# [Given request]
Each record is to be transcribed exactly.

»»

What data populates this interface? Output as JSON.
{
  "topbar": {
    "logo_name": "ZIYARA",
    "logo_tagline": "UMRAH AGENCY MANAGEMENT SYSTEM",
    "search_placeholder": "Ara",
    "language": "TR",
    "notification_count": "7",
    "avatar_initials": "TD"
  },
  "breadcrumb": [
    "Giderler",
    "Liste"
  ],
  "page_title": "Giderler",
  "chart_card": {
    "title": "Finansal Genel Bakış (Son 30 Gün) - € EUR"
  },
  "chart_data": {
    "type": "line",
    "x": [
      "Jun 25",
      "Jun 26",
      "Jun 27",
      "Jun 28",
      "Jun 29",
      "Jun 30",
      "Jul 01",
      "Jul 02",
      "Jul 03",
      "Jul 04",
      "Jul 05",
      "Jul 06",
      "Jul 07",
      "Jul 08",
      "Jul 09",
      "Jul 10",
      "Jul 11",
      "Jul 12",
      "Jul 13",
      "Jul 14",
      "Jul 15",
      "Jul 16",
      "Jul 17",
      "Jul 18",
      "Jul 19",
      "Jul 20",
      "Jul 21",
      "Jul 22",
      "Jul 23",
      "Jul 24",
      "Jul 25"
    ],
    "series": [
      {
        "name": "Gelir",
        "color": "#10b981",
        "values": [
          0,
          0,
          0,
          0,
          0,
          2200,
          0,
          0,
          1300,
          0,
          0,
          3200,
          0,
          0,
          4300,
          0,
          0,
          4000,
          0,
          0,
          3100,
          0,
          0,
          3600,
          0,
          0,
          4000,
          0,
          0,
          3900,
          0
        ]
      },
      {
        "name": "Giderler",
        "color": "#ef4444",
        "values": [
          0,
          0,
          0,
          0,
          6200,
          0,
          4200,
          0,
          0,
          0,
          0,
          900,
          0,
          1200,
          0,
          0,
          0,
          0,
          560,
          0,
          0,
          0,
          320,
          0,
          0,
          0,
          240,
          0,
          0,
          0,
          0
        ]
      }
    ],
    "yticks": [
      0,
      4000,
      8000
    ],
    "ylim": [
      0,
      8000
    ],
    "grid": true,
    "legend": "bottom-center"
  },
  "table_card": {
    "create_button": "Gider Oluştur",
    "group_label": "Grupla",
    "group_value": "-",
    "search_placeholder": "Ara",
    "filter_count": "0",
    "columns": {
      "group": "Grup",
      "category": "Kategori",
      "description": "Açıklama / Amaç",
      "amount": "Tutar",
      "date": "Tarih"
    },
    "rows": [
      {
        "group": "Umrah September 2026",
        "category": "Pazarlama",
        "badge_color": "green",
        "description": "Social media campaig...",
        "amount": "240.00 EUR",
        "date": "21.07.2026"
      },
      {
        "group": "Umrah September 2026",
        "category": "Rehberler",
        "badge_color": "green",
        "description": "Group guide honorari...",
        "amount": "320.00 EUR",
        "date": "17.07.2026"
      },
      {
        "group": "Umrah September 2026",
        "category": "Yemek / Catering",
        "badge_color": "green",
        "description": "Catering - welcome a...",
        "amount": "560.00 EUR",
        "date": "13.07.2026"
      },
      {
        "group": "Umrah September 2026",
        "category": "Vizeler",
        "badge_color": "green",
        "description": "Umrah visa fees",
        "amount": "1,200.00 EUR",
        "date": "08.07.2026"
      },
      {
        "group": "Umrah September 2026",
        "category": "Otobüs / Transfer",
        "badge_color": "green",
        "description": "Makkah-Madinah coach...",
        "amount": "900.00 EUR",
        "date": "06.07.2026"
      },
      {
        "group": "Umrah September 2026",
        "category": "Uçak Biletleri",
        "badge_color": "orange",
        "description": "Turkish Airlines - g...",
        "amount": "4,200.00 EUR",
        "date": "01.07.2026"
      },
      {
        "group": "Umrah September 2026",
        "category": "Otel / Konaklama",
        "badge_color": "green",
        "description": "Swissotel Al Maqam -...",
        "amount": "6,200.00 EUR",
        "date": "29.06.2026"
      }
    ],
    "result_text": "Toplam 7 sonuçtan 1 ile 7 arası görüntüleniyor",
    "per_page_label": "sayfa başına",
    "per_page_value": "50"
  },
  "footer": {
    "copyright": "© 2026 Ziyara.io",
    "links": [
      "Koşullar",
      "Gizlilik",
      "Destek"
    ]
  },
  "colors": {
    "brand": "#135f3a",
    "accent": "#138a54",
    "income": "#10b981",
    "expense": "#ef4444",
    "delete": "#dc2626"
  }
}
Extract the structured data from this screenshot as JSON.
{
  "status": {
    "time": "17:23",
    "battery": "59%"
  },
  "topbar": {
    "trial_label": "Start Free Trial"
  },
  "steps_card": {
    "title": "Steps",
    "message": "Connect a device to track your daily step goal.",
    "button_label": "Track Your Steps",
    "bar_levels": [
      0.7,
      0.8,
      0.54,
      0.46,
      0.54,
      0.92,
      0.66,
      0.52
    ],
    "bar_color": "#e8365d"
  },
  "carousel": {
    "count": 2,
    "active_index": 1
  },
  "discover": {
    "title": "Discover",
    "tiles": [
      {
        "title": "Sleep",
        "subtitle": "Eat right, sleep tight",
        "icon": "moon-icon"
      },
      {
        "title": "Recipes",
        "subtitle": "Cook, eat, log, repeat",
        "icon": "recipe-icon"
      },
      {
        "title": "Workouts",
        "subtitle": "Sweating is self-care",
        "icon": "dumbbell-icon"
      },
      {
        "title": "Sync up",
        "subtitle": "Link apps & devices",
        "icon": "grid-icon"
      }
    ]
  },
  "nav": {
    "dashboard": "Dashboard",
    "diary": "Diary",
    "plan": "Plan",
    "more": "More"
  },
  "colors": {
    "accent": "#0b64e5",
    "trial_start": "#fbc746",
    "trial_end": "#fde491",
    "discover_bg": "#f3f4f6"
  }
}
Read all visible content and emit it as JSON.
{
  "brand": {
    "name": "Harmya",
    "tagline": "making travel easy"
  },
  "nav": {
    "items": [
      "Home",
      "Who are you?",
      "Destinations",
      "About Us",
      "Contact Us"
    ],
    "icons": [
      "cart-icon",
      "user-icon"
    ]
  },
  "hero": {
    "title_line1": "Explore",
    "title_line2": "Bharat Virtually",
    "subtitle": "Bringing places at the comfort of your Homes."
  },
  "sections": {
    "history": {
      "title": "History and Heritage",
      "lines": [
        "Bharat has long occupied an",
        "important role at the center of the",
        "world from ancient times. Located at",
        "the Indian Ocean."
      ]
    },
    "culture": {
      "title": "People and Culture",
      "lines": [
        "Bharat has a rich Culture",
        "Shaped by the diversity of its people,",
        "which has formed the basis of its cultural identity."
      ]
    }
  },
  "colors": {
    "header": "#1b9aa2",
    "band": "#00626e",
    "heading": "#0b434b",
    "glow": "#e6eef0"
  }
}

««

# [Solution to this task]
What data populates this interface? Output as JSON.
{
  "topbar": {
    "logo_name": "ZIYARA",
    "logo_tagline": "UMRAH AGENCY MANAGEMENT SYSTEM",
    "search_placeholder": "Ara",
    "language": "TR",
    "notification_count": "7",
    "avatar_initials": "TD"
  },
  "breadcrumb": [
    "Giderler",
    "Liste"
  ],
  "page_title": "Giderler",
  "chart_card": {
    "title": "Finansal Genel Bakış (Son 30 Gün) - € EUR"
  },
  "chart_data": {
    "type": "line",
    "x": [
      "Jun 25",
      "Jun 26",
      "Jun 27",
      "Jun 28",
      "Jun 29",
      "Jun 30",
      "Jul 01",
      "Jul 02",
      "Jul 03",
      "Jul 04",
      "Jul 05",
      "Jul 06",
      "Jul 07",
      "Jul 08",
      "Jul 09",
      "Jul 10",
      "Jul 11",
      "Jul 12",
      "Jul 13",
      "Jul 14",
      "Jul 15",
      "Jul 16",
      "Jul 17",
      "Jul 18",
      "Jul 19",
      "Jul 20",
      "Jul 21",
      "Jul 22",
      "Jul 23",
      "Jul 24",
      "Jul 25"
    ],
    "series": [
      {
        "name": "Gelir",
        "color": "#10b981",
        "values": [
          0,
          0,
          0,
          0,
          0,
          2200,
          0,
          0,
          1300,
          0,
          0,
          3200,
          0,
          0,
          4300,
          0,
          0,
          4000,
          0,
          0,
          3100,
          0,
          0,
          3600,
          0,
          0,
          4000,
          0,
          0,
          3900,
          0
        ]
      },
      {
        "name": "Giderler",
        "color": "#ef4444",
        "values": [
          0,
          0,
          0,
          0,
          6200,
          0,
          4200,
          0,
          0,
          0,
          0,
          900,
          0,
          1200,
          0,
          0,
          0,
          0,
          560,
          0,
          0,
          0,
          320,
          0,
          0,
          0,
          240,
          0,
          0,
          0,
          0
        ]
      }
    ],
    "yticks": [
      0,
      4000,
      8000
    ],
    "ylim": [
      0,
      8000
    ],
    "grid": true,
    "legend": "bottom-center"
  },
  "table_card": {
    "create_button": "Gider Oluştur",
    "group_label": "Grupla",
    "group_value": "-",
    "search_placeholder": "Ara",
    "filter_count": "0",
    "columns": {
      "group": "Grup",
      "category": "Kategori",
      "description": "Açıklama / Amaç",
      "amount": "Tutar",
      "date": "Tarih"
    },
    "rows": [
      {
        "group": "Umrah September 2026",
        "category": "Pazarlama",
        "badge_color": "green",
        "description": "Social media campaig...",
        "amount": "240.00 EUR",
        "date": "21.07.2026"
      },
      {
        "group": "Umrah September 2026",
        "category": "Rehberler",
        "badge_color": "green",
        "description": "Group guide honorari...",
        "amount": "320.00 EUR",
        "date": "17.07.2026"
      },
      {
        "group": "Umrah September 2026",
        "category": "Yemek / Catering",
        "badge_color": "green",
        "description": "Catering - welcome a...",
        "amount": "560.00 EUR",
        "date": "13.07.2026"
      },
      {
        "group": "Umrah September 2026",
        "category": "Vizeler",
        "badge_color": "green",
        "description": "Umrah visa fees",
        "amount": "1,200.00 EUR",
        "date": "08.07.2026"
      },
      {
        "group": "Umrah September 2026",
        "category": "Otobüs / Transfer",
        "badge_color": "green",
        "description": "Makkah-Madinah coach...",
        "amount": "900.00 EUR",
        "date": "06.07.2026"
      },
      {
        "group": "Umrah September 2026",
        "category": "Uçak Biletleri",
        "badge_color": "orange",
        "description": "Turkish Airlines - g...",
        "amount": "4,200.00 EUR",
        "date": "01.07.2026"
      },
      {
        "group": "Umrah September 2026",
        "category": "Otel / Konaklama",
        "badge_color": "green",
        "description": "Swissotel Al Maqam -...",
        "amount": "6,200.00 EUR",
        "date": "29.06.2026"
      }
    ],
    "result_text": "Toplam 7 sonuçtan 1 ile 7 arası görüntüleniyor",
    "per_page_label": "sayfa başına",
    "per_page_value": "50"
  },
  "footer": {
    "copyright": "© 2026 Ziyara.io",
    "links": [
      "Koşullar",
      "Gizlilik",
      "Destek"
    ]
  },
  "colors": {
    "brand": "#135f3a",
    "accent": "#138a54",
    "income": "#10b981",
    "expense": "#ef4444",
    "delete": "#dc2626"
  }
}
Extract the structured data from this screenshot as JSON.
{
  "status": {
    "time": "17:23",
    "battery": "59%"
  },
  "topbar": {
    "trial_label": "Start Free Trial"
  },
  "steps_card": {
    "title": "Steps",
    "message": "Connect a device to track your daily step goal.",
    "button_label": "Track Your Steps",
    "bar_levels": [
      0.7,
      0.8,
      0.54,
      0.46,
      0.54,
      0.92,
      0.66,
      0.52
    ],
    "bar_color": "#e8365d"
  },
  "carousel": {
    "count": 2,
    "active_index": 1
  },
  "discover": {
    "title": "Discover",
    "tiles": [
      {
        "title": "Sleep",
        "subtitle": "Eat right, sleep tight",
        "icon": "moon-icon"
      },
      {
        "title": "Recipes",
        "subtitle": "Cook, eat, log, repeat",
        "icon": "recipe-icon"
      },
      {
        "title": "Workouts",
        "subtitle": "Sweating is self-care",
        "icon": "dumbbell-icon"
      },
      {
        "title": "Sync up",
        "subtitle": "Link apps & devices",
        "icon": "grid-icon"
      }
    ]
  },
  "nav": {
    "dashboard": "Dashboard",
    "diary": "Diary",
    "plan": "Plan",
    "more": "More"
  },
  "colors": {
    "accent": "#0b64e5",
    "trial_start": "#fbc746",
    "trial_end": "#fde491",
    "discover_bg": "#f3f4f6"
  }
}
Read all visible content and emit it as JSON.
{
  "brand": {
    "name": "Harmya",
    "tagline": "making travel easy"
  },
  "nav": {
    "items": [
      "Home",
      "Who are you?",
      "Destinations",
      "About Us",
      "Contact Us"
    ],
    "icons": [
      "cart-icon",
      "user-icon"
    ]
  },
  "hero": {
    "title_line1": "Explore",
    "title_line2": "Bharat Virtually",
    "subtitle": "Bringing places at the comfort of your Homes."
  },
  "sections": {
    "history": {
      "title": "History and Heritage",
      "lines": [
        "Bharat has long occupied an",
        "important role at the center of the",
        "world from ancient times. Located at",
        "the Indian Ocean."
      ]
    },
    "culture": {
      "title": "People and Culture",
      "lines": [
        "Bharat has a rich Culture",
        "Shaped by the diversity of its people,",
        "which has formed the basis of its cultural identity."
      ]
    }
  },
  "colors": {
    "header": "#1b9aa2",
    "band": "#00626e",
    "heading": "#0b434b",
    "glow": "#e6eef0"
  }
}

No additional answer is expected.